◆ **INSTRUCTIONS TO FOLLOW**: Reproduce every line of the data below without altering a single character.

>> START DATASET

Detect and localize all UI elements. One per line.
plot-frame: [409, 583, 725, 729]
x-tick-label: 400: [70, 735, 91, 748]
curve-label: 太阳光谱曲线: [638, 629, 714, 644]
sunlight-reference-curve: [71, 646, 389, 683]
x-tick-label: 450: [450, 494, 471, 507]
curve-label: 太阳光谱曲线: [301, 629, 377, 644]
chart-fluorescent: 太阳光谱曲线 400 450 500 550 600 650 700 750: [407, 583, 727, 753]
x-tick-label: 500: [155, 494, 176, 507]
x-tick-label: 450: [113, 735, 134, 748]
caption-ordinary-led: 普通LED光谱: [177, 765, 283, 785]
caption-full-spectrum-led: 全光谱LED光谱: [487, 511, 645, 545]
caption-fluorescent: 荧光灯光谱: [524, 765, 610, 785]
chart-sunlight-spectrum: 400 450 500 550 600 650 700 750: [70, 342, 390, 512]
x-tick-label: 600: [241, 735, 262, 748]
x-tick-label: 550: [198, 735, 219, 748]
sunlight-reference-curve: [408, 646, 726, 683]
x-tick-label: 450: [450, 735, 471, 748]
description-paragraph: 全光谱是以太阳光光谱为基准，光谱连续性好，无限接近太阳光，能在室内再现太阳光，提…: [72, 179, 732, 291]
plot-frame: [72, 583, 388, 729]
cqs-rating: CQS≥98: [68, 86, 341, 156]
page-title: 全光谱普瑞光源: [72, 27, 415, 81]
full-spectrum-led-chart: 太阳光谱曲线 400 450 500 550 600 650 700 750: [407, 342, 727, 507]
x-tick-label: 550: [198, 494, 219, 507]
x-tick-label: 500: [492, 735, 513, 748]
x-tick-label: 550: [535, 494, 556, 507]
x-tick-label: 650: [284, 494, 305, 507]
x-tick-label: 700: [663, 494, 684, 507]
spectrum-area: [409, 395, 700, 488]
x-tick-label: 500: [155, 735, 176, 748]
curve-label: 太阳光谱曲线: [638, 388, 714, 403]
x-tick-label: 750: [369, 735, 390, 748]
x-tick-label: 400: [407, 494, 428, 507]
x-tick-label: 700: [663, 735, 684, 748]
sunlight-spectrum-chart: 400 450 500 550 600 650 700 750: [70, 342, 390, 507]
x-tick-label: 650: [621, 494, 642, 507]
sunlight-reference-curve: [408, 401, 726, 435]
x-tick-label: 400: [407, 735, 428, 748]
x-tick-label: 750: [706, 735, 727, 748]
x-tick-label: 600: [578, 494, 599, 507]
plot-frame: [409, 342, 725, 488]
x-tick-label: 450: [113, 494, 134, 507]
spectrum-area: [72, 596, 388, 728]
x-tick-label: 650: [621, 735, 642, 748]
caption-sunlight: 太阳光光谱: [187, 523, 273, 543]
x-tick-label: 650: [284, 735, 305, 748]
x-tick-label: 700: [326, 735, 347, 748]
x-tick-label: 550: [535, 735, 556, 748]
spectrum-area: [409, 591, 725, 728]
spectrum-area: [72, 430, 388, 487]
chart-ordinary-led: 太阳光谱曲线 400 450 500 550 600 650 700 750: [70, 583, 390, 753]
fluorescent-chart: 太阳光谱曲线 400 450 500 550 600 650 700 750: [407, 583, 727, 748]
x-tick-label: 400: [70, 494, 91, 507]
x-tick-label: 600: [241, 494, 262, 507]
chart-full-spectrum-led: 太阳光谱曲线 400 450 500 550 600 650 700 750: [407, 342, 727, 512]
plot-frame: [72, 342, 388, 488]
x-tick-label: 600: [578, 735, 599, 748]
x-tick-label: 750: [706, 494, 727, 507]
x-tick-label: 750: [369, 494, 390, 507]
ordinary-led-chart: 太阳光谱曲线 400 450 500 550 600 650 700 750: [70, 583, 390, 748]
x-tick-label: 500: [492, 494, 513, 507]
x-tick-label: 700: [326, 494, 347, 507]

>> END DATASET

◆ **TASK ANSWER**:
Detect and localize all UI elements. One per line.
plot-frame: [409, 583, 725, 729]
x-tick-label: 400: [70, 735, 91, 748]
curve-label: 太阳光谱曲线: [638, 629, 714, 644]
sunlight-reference-curve: [71, 646, 389, 683]
x-tick-label: 450: [450, 494, 471, 507]
curve-label: 太阳光谱曲线: [301, 629, 377, 644]
chart-fluorescent: 太阳光谱曲线 400 450 500 550 600 650 700 750: [407, 583, 727, 753]
x-tick-label: 500: [155, 494, 176, 507]
x-tick-label: 450: [113, 735, 134, 748]
caption-ordinary-led: 普通LED光谱: [177, 765, 283, 785]
caption-full-spectrum-led: 全光谱LED光谱: [487, 511, 645, 545]
caption-fluorescent: 荧光灯光谱: [524, 765, 610, 785]
chart-sunlight-spectrum: 400 450 500 550 600 650 700 750: [70, 342, 390, 512]
x-tick-label: 600: [241, 735, 262, 748]
x-tick-label: 550: [198, 735, 219, 748]
sunlight-reference-curve: [408, 646, 726, 683]
x-tick-label: 450: [450, 735, 471, 748]
description-paragraph: 全光谱是以太阳光光谱为基准，光谱连续性好，无限接近太阳光，能在室内再现太阳光，提…: [72, 179, 732, 291]
plot-frame: [72, 583, 388, 729]
cqs-rating: CQS≥98: [68, 86, 341, 156]
page-title: 全光谱普瑞光源: [72, 27, 415, 81]
full-spectrum-led-chart: 太阳光谱曲线 400 450 500 550 600 650 700 750: [407, 342, 727, 507]
x-tick-label: 550: [198, 494, 219, 507]
x-tick-label: 500: [492, 735, 513, 748]
x-tick-label: 550: [535, 494, 556, 507]
x-tick-label: 650: [284, 494, 305, 507]
x-tick-label: 700: [663, 494, 684, 507]
spectrum-area: [409, 395, 700, 488]
x-tick-label: 500: [155, 735, 176, 748]
curve-label: 太阳光谱曲线: [638, 388, 714, 403]
x-tick-label: 750: [369, 735, 390, 748]
x-tick-label: 400: [407, 494, 428, 507]
x-tick-label: 700: [663, 735, 684, 748]
sunlight-spectrum-chart: 400 450 500 550 600 650 700 750: [70, 342, 390, 507]
x-tick-label: 650: [621, 494, 642, 507]
sunlight-reference-curve: [408, 401, 726, 435]
x-tick-label: 400: [407, 735, 428, 748]
x-tick-label: 750: [706, 735, 727, 748]
x-tick-label: 600: [578, 494, 599, 507]
plot-frame: [409, 342, 725, 488]
x-tick-label: 450: [113, 494, 134, 507]
spectrum-area: [72, 596, 388, 728]
x-tick-label: 650: [621, 735, 642, 748]
caption-sunlight: 太阳光光谱: [187, 523, 273, 543]
x-tick-label: 650: [284, 735, 305, 748]
x-tick-label: 700: [326, 735, 347, 748]
x-tick-label: 550: [535, 735, 556, 748]
spectrum-area: [409, 591, 725, 728]
spectrum-area: [72, 430, 388, 487]
chart-ordinary-led: 太阳光谱曲线 400 450 500 550 600 650 700 750: [70, 583, 390, 753]
fluorescent-chart: 太阳光谱曲线 400 450 500 550 600 650 700 750: [407, 583, 727, 748]
x-tick-label: 400: [70, 494, 91, 507]
x-tick-label: 600: [241, 494, 262, 507]
chart-full-spectrum-led: 太阳光谱曲线 400 450 500 550 600 650 700 750: [407, 342, 727, 512]
plot-frame: [72, 342, 388, 488]
x-tick-label: 600: [578, 735, 599, 748]
x-tick-label: 750: [706, 494, 727, 507]
x-tick-label: 750: [369, 494, 390, 507]
ordinary-led-chart: 太阳光谱曲线 400 450 500 550 600 650 700 750: [70, 583, 390, 748]
x-tick-label: 500: [492, 494, 513, 507]
x-tick-label: 700: [326, 494, 347, 507]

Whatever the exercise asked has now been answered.